Items from a data source
★ ★ ★
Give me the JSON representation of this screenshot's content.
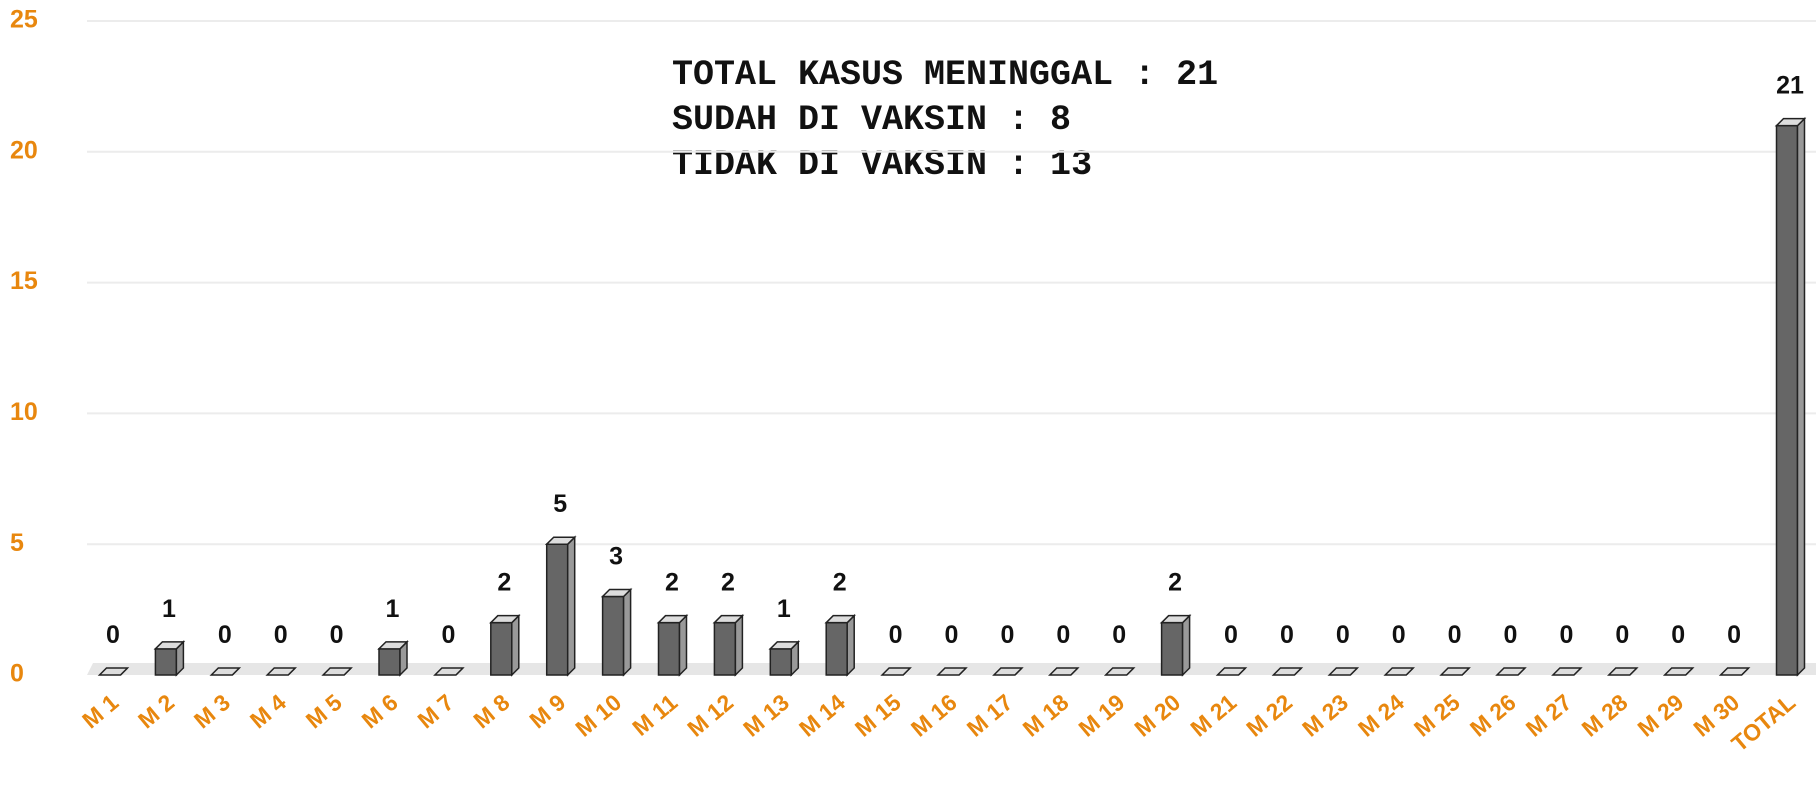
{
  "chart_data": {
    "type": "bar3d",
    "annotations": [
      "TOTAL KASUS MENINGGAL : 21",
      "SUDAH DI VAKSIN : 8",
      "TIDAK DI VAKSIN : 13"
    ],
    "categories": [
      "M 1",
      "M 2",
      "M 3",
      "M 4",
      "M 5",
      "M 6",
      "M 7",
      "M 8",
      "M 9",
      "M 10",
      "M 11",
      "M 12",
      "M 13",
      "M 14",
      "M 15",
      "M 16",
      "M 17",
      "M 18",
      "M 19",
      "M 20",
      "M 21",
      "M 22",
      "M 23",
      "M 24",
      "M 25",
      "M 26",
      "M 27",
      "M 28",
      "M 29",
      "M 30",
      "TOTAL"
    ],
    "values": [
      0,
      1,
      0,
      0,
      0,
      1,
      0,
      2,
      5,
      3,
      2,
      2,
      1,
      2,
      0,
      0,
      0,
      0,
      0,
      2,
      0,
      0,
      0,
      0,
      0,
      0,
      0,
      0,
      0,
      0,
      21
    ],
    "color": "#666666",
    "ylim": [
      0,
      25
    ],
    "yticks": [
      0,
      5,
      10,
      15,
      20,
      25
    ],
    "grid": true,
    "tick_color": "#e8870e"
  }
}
★ ★ ★
GOAL OF THE EXERCISE: Copy the whole listing above word for word but do not carry over the pictures.

TASK OUTPUT:
Give me the JSON representation of this screenshot's content.
{
  "chart_data": {
    "type": "bar3d",
    "annotations": [
      "TOTAL KASUS MENINGGAL : 21",
      "SUDAH DI VAKSIN : 8",
      "TIDAK DI VAKSIN : 13"
    ],
    "categories": [
      "M 1",
      "M 2",
      "M 3",
      "M 4",
      "M 5",
      "M 6",
      "M 7",
      "M 8",
      "M 9",
      "M 10",
      "M 11",
      "M 12",
      "M 13",
      "M 14",
      "M 15",
      "M 16",
      "M 17",
      "M 18",
      "M 19",
      "M 20",
      "M 21",
      "M 22",
      "M 23",
      "M 24",
      "M 25",
      "M 26",
      "M 27",
      "M 28",
      "M 29",
      "M 30",
      "TOTAL"
    ],
    "values": [
      0,
      1,
      0,
      0,
      0,
      1,
      0,
      2,
      5,
      3,
      2,
      2,
      1,
      2,
      0,
      0,
      0,
      0,
      0,
      2,
      0,
      0,
      0,
      0,
      0,
      0,
      0,
      0,
      0,
      0,
      21
    ],
    "color": "#666666",
    "ylim": [
      0,
      25
    ],
    "yticks": [
      0,
      5,
      10,
      15,
      20,
      25
    ],
    "grid": true,
    "tick_color": "#e8870e"
  }
}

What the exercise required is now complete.